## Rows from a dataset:
################

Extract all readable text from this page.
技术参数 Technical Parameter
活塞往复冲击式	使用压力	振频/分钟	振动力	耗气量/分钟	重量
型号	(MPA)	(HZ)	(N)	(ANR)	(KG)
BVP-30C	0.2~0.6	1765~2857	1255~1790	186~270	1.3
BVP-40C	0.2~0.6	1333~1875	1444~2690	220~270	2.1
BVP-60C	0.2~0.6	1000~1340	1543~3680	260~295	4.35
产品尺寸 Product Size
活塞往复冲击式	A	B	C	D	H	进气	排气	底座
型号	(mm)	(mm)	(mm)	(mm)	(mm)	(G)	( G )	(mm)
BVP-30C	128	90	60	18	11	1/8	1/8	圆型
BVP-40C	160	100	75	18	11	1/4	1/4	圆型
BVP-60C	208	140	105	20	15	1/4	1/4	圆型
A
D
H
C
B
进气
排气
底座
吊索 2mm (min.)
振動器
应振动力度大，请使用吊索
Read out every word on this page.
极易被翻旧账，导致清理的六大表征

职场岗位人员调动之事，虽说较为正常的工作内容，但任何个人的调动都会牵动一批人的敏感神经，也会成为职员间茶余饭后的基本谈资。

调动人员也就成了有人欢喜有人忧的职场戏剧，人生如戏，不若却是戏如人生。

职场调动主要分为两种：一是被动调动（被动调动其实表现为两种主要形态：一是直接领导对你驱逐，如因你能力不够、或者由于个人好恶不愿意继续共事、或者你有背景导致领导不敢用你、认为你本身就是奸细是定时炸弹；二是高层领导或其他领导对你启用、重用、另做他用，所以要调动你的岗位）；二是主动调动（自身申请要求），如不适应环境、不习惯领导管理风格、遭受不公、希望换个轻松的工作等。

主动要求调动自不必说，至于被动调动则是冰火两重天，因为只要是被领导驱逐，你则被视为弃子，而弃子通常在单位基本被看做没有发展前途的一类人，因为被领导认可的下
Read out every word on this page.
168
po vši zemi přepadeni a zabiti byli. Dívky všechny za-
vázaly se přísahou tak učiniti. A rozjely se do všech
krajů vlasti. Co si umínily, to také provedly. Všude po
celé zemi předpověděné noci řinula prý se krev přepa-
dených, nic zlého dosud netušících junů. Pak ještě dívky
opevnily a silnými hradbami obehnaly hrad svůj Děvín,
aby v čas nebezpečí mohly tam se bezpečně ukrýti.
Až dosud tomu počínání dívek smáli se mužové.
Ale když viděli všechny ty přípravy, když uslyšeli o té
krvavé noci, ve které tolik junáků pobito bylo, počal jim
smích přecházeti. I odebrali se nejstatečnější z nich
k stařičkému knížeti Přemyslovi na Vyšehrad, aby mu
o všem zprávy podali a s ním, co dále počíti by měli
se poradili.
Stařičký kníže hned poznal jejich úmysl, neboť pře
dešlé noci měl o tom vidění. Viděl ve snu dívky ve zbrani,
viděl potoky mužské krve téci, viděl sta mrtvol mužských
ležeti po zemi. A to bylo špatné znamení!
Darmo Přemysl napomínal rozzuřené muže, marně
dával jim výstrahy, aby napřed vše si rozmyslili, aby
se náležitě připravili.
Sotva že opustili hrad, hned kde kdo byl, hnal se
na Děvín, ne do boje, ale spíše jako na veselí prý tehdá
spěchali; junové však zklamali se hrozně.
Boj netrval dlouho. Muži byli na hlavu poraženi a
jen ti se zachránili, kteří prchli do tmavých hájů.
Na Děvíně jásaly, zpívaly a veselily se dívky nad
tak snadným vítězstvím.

################

## WORK REQUIRED:
Print the material above once more, exactly.

## THE COMPLETED TASK:
Extract all readable text from this page.
技术参数 Technical Parameter
活塞往复冲击式	使用压力	振频/分钟	振动力	耗气量/分钟	重量
型号	(MPA)	(HZ)	(N)	(ANR)	(KG)
BVP-30C	0.2~0.6	1765~2857	1255~1790	186~270	1.3
BVP-40C	0.2~0.6	1333~1875	1444~2690	220~270	2.1
BVP-60C	0.2~0.6	1000~1340	1543~3680	260~295	4.35
产品尺寸 Product Size
活塞往复冲击式	A	B	C	D	H	进气	排气	底座
型号	(mm)	(mm)	(mm)	(mm)	(mm)	(G)	( G )	(mm)
BVP-30C	128	90	60	18	11	1/8	1/8	圆型
BVP-40C	160	100	75	18	11	1/4	1/4	圆型
BVP-60C	208	140	105	20	15	1/4	1/4	圆型
A
D
H
C
B
进气
排气
底座
吊索 2mm (min.)
振動器
应振动力度大，请使用吊索
Read out every word on this page.
极易被翻旧账，导致清理的六大表征

职场岗位人员调动之事，虽说较为正常的工作内容，但任何个人的调动都会牵动一批人的敏感神经，也会成为职员间茶余饭后的基本谈资。

调动人员也就成了有人欢喜有人忧的职场戏剧，人生如戏，不若却是戏如人生。

职场调动主要分为两种：一是被动调动（被动调动其实表现为两种主要形态：一是直接领导对你驱逐，如因你能力不够、或者由于个人好恶不愿意继续共事、或者你有背景导致领导不敢用你、认为你本身就是奸细是定时炸弹；二是高层领导或其他领导对你启用、重用、另做他用，所以要调动你的岗位）；二是主动调动（自身申请要求），如不适应环境、不习惯领导管理风格、遭受不公、希望换个轻松的工作等。

主动要求调动自不必说，至于被动调动则是冰火两重天，因为只要是被领导驱逐，你则被视为弃子，而弃子通常在单位基本被看做没有发展前途的一类人，因为被领导认可的下
Read out every word on this page.
168
po vši zemi přepadeni a zabiti byli. Dívky všechny za-
vázaly se přísahou tak učiniti. A rozjely se do všech
krajů vlasti. Co si umínily, to také provedly. Všude po
celé zemi předpověděné noci řinula prý se krev přepa-
dených, nic zlého dosud netušících junů. Pak ještě dívky
opevnily a silnými hradbami obehnaly hrad svůj Děvín,
aby v čas nebezpečí mohly tam se bezpečně ukrýti.
Až dosud tomu počínání dívek smáli se mužové.
Ale když viděli všechny ty přípravy, když uslyšeli o té
krvavé noci, ve které tolik junáků pobito bylo, počal jim
smích přecházeti. I odebrali se nejstatečnější z nich
k stařičkému knížeti Přemyslovi na Vyšehrad, aby mu
o všem zprávy podali a s ním, co dále počíti by měli
se poradili.
Stařičký kníže hned poznal jejich úmysl, neboť pře
dešlé noci měl o tom vidění. Viděl ve snu dívky ve zbrani,
viděl potoky mužské krve téci, viděl sta mrtvol mužských
ležeti po zemi. A to bylo špatné znamení!
Darmo Přemysl napomínal rozzuřené muže, marně
dával jim výstrahy, aby napřed vše si rozmyslili, aby
se náležitě připravili.
Sotva že opustili hrad, hned kde kdo byl, hnal se
na Děvín, ne do boje, ale spíše jako na veselí prý tehdá
spěchali; junové však zklamali se hrozně.
Boj netrval dlouho. Muži byli na hlavu poraženi a
jen ti se zachránili, kteří prchli do tmavých hájů.
Na Děvíně jásaly, zpívaly a veselily se dívky nad
tak snadným vítězstvím.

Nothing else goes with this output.